> _Item position entries_
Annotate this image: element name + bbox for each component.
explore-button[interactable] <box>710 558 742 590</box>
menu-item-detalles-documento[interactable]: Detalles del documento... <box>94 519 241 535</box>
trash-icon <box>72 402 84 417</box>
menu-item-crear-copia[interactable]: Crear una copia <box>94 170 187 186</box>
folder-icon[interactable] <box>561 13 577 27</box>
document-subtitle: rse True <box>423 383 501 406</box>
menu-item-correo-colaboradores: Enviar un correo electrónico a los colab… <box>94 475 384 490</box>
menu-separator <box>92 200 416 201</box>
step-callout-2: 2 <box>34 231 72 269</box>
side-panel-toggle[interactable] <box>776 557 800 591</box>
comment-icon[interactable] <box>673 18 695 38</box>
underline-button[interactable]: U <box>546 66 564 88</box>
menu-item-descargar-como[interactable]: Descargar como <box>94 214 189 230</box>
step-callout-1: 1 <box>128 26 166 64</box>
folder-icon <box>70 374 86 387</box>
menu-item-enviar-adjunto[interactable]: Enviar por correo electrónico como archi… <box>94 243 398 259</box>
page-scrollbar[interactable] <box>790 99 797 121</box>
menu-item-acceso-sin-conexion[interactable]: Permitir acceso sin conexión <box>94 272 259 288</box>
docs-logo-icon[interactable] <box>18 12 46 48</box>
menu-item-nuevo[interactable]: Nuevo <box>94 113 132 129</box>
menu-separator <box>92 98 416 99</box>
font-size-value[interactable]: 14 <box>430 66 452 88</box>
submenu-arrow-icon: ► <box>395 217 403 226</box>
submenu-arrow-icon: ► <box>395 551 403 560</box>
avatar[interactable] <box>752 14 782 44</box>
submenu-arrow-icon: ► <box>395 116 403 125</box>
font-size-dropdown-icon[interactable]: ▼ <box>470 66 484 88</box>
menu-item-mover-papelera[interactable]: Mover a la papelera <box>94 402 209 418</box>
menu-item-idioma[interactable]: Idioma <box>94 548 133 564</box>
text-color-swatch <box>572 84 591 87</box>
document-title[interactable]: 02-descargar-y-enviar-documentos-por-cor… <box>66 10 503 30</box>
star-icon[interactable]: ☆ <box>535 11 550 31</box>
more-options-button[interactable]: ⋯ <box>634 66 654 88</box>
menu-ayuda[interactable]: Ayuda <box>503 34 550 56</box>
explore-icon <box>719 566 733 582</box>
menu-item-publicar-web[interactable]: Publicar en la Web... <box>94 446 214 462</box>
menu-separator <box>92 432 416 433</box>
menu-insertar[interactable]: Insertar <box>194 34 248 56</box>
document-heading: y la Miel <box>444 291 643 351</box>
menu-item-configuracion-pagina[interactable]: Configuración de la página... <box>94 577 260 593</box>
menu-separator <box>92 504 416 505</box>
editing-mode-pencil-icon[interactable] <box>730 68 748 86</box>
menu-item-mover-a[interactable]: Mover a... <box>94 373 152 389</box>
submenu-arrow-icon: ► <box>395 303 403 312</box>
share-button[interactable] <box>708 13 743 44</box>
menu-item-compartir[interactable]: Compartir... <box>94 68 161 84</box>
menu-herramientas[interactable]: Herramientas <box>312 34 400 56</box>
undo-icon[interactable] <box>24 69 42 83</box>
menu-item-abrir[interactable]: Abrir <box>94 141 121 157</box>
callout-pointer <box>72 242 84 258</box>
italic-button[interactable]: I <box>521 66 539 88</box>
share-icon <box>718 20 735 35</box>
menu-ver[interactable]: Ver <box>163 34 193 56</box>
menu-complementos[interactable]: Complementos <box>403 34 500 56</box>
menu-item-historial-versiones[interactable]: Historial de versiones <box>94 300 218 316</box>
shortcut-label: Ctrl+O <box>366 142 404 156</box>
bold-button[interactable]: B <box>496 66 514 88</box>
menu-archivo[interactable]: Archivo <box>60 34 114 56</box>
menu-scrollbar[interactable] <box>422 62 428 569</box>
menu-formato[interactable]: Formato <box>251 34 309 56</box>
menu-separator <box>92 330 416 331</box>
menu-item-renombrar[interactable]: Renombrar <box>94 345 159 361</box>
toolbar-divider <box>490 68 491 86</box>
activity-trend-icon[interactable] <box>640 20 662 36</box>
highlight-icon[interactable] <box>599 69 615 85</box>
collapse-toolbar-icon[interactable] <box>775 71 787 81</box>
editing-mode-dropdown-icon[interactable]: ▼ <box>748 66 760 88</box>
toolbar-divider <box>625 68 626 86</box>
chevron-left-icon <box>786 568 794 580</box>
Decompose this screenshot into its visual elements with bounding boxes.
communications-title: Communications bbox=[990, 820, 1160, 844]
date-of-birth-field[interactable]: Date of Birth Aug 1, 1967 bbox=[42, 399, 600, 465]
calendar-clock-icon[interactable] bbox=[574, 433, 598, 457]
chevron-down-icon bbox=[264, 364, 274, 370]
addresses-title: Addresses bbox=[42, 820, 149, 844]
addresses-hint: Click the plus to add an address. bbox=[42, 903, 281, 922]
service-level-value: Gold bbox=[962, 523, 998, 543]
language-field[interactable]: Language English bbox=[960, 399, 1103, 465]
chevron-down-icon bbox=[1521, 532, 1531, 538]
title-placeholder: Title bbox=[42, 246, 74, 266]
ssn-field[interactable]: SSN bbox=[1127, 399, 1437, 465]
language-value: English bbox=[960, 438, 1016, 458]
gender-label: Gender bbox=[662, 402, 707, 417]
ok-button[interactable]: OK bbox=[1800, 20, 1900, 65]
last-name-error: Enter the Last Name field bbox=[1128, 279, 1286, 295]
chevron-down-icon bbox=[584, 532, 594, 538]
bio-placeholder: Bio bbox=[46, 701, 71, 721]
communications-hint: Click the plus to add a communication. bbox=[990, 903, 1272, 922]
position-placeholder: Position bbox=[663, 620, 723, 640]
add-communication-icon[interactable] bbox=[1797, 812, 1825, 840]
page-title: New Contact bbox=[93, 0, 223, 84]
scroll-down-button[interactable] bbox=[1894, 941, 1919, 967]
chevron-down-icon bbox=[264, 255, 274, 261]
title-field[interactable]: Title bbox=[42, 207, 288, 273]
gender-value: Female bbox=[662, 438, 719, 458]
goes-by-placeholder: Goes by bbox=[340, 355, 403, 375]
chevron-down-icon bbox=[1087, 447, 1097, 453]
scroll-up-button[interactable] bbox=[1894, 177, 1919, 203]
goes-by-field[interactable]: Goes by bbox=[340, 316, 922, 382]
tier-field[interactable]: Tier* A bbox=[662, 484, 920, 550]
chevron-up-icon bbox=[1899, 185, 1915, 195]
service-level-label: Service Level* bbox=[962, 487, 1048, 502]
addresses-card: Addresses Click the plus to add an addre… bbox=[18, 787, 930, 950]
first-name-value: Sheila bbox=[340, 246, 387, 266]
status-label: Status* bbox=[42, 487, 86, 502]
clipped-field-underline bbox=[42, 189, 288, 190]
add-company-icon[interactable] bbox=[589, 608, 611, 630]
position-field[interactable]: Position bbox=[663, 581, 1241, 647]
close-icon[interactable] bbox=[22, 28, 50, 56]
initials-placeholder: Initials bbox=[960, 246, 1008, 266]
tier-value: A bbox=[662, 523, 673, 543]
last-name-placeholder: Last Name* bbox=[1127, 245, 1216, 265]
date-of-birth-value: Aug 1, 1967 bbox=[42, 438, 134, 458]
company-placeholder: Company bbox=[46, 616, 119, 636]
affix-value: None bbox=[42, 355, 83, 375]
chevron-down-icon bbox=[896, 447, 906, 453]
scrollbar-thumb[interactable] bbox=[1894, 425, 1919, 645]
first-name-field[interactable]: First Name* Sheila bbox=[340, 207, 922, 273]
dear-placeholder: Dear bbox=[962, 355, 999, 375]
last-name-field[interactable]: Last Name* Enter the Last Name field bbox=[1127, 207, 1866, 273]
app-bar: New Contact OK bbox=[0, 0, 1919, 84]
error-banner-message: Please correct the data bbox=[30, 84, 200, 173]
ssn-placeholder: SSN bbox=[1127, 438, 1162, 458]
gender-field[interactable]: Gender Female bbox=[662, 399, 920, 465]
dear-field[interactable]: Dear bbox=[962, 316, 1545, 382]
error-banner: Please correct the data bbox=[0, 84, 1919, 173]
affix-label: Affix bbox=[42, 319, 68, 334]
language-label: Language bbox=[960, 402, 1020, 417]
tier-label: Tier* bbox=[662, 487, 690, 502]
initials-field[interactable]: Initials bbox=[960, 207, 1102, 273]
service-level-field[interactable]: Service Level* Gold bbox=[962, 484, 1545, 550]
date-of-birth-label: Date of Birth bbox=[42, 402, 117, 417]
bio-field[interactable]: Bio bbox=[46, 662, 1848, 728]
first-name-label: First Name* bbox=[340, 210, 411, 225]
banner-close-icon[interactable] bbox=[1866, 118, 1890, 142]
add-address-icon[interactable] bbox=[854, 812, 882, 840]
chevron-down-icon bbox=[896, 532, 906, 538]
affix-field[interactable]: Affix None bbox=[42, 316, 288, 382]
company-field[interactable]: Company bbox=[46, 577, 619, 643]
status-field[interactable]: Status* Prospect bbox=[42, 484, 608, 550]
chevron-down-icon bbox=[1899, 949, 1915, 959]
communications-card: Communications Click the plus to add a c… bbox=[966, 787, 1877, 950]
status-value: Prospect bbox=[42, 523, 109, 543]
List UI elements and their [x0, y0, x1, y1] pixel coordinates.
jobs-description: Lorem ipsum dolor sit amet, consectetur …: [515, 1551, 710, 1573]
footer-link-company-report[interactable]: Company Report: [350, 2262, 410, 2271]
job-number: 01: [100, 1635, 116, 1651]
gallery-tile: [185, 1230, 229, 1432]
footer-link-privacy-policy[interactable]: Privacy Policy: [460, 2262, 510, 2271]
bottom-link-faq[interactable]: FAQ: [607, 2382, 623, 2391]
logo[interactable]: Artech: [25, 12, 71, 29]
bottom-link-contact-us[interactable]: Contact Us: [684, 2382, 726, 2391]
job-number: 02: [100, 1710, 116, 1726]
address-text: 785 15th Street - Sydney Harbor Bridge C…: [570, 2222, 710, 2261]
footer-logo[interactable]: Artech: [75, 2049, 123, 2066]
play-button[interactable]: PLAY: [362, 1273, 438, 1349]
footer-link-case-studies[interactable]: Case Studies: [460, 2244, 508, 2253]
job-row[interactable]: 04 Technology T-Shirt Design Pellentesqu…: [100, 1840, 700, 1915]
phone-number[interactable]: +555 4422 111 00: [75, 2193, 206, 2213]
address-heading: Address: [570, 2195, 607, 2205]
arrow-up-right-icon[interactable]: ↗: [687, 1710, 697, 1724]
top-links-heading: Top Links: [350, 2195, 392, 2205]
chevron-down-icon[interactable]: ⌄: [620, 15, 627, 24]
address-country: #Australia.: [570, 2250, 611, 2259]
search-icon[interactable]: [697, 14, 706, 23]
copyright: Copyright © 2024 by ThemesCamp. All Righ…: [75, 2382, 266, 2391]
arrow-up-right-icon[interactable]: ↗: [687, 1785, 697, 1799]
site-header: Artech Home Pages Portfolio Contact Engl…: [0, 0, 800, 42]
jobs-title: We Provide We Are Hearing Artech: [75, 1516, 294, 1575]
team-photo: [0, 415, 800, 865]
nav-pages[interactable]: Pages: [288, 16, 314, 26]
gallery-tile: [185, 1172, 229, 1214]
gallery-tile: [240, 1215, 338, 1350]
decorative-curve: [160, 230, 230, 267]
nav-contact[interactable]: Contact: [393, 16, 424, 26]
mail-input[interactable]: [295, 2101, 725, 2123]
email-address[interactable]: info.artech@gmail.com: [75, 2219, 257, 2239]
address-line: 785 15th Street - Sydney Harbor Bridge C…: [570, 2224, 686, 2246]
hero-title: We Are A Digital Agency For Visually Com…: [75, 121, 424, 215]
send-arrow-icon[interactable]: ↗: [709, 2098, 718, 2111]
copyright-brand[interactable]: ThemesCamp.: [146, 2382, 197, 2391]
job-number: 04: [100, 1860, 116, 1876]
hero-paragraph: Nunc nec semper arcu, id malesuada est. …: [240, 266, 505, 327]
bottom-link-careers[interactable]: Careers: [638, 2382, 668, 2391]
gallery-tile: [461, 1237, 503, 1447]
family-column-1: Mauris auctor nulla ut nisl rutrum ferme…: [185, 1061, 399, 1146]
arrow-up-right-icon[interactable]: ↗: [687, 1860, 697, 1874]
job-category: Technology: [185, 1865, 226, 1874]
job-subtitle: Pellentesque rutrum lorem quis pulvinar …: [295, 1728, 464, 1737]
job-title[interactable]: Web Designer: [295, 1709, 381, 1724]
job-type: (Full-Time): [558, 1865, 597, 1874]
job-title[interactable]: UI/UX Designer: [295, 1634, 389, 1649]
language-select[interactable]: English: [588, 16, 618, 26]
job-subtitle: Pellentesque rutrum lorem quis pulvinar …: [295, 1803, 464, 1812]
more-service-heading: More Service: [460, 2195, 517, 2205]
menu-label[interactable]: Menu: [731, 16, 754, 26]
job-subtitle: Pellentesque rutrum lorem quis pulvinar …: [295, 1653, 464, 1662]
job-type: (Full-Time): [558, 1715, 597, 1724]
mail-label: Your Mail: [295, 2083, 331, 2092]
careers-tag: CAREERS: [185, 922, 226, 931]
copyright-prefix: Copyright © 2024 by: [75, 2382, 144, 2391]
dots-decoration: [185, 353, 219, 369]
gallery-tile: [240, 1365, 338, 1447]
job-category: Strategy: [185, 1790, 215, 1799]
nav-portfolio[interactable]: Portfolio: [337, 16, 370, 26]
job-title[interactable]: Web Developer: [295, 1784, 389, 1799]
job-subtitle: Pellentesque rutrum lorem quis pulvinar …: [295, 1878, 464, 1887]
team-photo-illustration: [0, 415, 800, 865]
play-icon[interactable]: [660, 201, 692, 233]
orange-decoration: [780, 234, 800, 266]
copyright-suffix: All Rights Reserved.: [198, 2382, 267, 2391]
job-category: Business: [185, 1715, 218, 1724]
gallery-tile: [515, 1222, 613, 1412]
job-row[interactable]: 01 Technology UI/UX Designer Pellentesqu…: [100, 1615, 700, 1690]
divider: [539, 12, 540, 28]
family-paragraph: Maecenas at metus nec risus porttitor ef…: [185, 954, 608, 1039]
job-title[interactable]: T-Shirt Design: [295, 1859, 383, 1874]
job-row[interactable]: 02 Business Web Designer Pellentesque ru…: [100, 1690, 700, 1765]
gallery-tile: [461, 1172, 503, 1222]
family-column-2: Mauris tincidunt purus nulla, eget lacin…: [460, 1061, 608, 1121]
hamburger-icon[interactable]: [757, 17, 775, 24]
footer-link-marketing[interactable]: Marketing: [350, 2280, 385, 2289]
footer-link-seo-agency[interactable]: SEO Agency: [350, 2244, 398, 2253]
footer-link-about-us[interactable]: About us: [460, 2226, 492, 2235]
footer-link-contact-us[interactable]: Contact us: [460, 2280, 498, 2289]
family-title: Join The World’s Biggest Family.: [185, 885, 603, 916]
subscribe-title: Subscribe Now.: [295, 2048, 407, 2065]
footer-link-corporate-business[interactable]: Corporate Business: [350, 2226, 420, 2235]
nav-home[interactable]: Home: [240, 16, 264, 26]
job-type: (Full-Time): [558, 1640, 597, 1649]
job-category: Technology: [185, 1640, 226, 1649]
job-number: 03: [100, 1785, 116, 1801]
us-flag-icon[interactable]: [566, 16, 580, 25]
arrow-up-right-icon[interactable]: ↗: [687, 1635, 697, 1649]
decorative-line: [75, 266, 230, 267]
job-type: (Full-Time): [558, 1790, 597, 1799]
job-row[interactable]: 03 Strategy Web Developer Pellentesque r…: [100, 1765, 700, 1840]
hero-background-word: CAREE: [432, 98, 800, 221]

> _Exercise objective_
Reproduce word for word the entries from the very beginning through the line containing "document-subtitle: rse True", including that line.

> _Complete output_
Annotate this image: element name + bbox for each component.
explore-button[interactable] <box>710 558 742 590</box>
menu-item-detalles-documento[interactable]: Detalles del documento... <box>94 519 241 535</box>
trash-icon <box>72 402 84 417</box>
menu-item-crear-copia[interactable]: Crear una copia <box>94 170 187 186</box>
folder-icon[interactable] <box>561 13 577 27</box>
document-subtitle: rse True <box>423 383 501 406</box>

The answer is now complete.